Set exercise. Leave the pictures out and print every record below exactly as it stands.

= = = = = = =

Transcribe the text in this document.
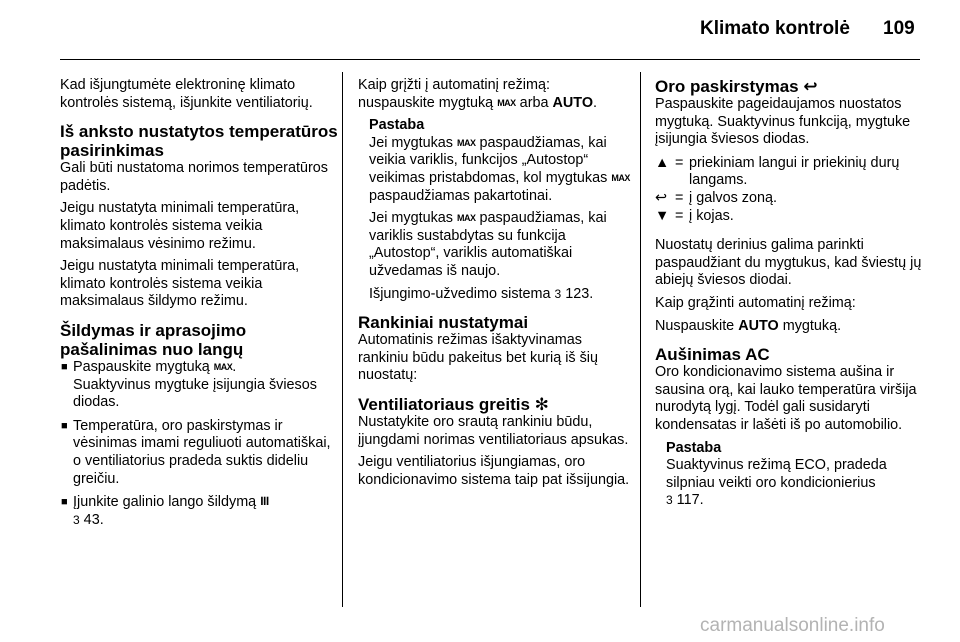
Klimato kontrolė 109

Kad išjungtumėte elektroninę klimato kontrolės sistemą, išjunkite ventiliatorių.

Iš anksto nustatytos temperatūros pasirinkimas

Gali būti nustatoma norimos temperatūros padėtis.

Jeigu nustatyta minimali temperatūra, klimato kontrolės sistema veikia maksimalaus vėsinimo režimu.

Jeigu nustatyta minimali temperatūra, klimato kontrolės sistema veikia maksimalaus šildymo režimu.

Šildymas ir aprasojimo pašalinimas nuo langų
■ Paspauskite mygtuką MAX.
Suaktyvinus mygtuke įsijungia šviesos diodas.
■ Temperatūra, oro paskirstymas ir vėsinimas imami reguliuoti automatiškai, o ventiliatorius pradeda suktis dideliu greičiu.
■ Įjunkite galinio lango šildymą ꟾꟾꟾ
3 43.

Kaip grįžti į automatinį režimą: nuspauskite mygtuką MAX arba AUTO.

Pastaba

Jei mygtukas MAX paspaudžiamas, kai veikia variklis, funkcijos „Autostop“ veikimas pristabdomas, kol mygtukas MAX paspaudžiamas pakartotinai.

Jei mygtukas MAX paspaudžiamas, kai variklis sustabdytas su funkcija „Autostop“, variklis automatiškai užvedamas iš naujo.

Išjungimo-užvedimo sistema 3 123.

Rankiniai nustatymai

Automatinis režimas išaktyvinamas rankiniu būdu pakeitus bet kurią iš šių nuostatų:

Ventiliatoriaus greitis ✻

Nustatykite oro srautą rankiniu būdu, įjungdami norimas ventiliatoriaus apsukas.

Jeigu ventiliatorius išjungiamas, oro kondicionavimo sistema taip pat išsijungia.

Oro paskirstymas ↩

Paspauskite pageidaujamos nuostatos mygtuką. Suaktyvinus funkciją, mygtuke įsijungia šviesos diodas.

▲ = priekiniam langui ir priekinių durų langams.
↩ = į galvos zoną.
▼ = į kojas.

Nuostatų derinius galima parinkti paspaudžiant du mygtukus, kad šviestų jų abiejų šviesos diodai.

Kaip grąžinti automatinį režimą:

Nuspauskite AUTO mygtuką.

Aušinimas AC

Oro kondicionavimo sistema aušina ir sausina orą, kai lauko temperatūra viršija nurodytą lygį. Todėl gali susidaryti kondensatas ir lašėti iš po automobilio.

Pastaba

Suaktyvinus režimą ECO, pradeda silpniau veikti oro kondicionierius
3 117.

carmanualsonline.info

= = = = = = =

Solution for this exercise.
Transcribe the text in this document.
Klimato kontrolė 109

Kad išjungtumėte elektroninę klimato kontrolės sistemą, išjunkite ventiliatorių.

Iš anksto nustatytos temperatūros pasirinkimas

Gali būti nustatoma norimos temperatūros padėtis.

Jeigu nustatyta minimali temperatūra, klimato kontrolės sistema veikia maksimalaus vėsinimo režimu.

Jeigu nustatyta minimali temperatūra, klimato kontrolės sistema veikia maksimalaus šildymo režimu.

Šildymas ir aprasojimo pašalinimas nuo langų
■ Paspauskite mygtuką MAX.
Suaktyvinus mygtuke įsijungia šviesos diodas.
■ Temperatūra, oro paskirstymas ir vėsinimas imami reguliuoti automatiškai, o ventiliatorius pradeda suktis dideliu greičiu.
■ Įjunkite galinio lango šildymą ꟾꟾꟾ
3 43.

Kaip grįžti į automatinį režimą: nuspauskite mygtuką MAX arba AUTO.

Pastaba

Jei mygtukas MAX paspaudžiamas, kai veikia variklis, funkcijos „Autostop“ veikimas pristabdomas, kol mygtukas MAX paspaudžiamas pakartotinai.

Jei mygtukas MAX paspaudžiamas, kai variklis sustabdytas su funkcija „Autostop“, variklis automatiškai užvedamas iš naujo.

Išjungimo-užvedimo sistema 3 123.

Rankiniai nustatymai

Automatinis režimas išaktyvinamas rankiniu būdu pakeitus bet kurią iš šių nuostatų:

Ventiliatoriaus greitis ✻

Nustatykite oro srautą rankiniu būdu, įjungdami norimas ventiliatoriaus apsukas.

Jeigu ventiliatorius išjungiamas, oro kondicionavimo sistema taip pat išsijungia.

Oro paskirstymas ↩

Paspauskite pageidaujamos nuostatos mygtuką. Suaktyvinus funkciją, mygtuke įsijungia šviesos diodas.

▲ = priekiniam langui ir priekinių durų langams.
↩ = į galvos zoną.
▼ = į kojas.

Nuostatų derinius galima parinkti paspaudžiant du mygtukus, kad šviestų jų abiejų šviesos diodai.

Kaip grąžinti automatinį režimą:

Nuspauskite AUTO mygtuką.

Aušinimas AC

Oro kondicionavimo sistema aušina ir sausina orą, kai lauko temperatūra viršija nurodytą lygį. Todėl gali susidaryti kondensatas ir lašėti iš po automobilio.

Pastaba

Suaktyvinus režimą ECO, pradeda silpniau veikti oro kondicionierius
3 117.

carmanualsonline.info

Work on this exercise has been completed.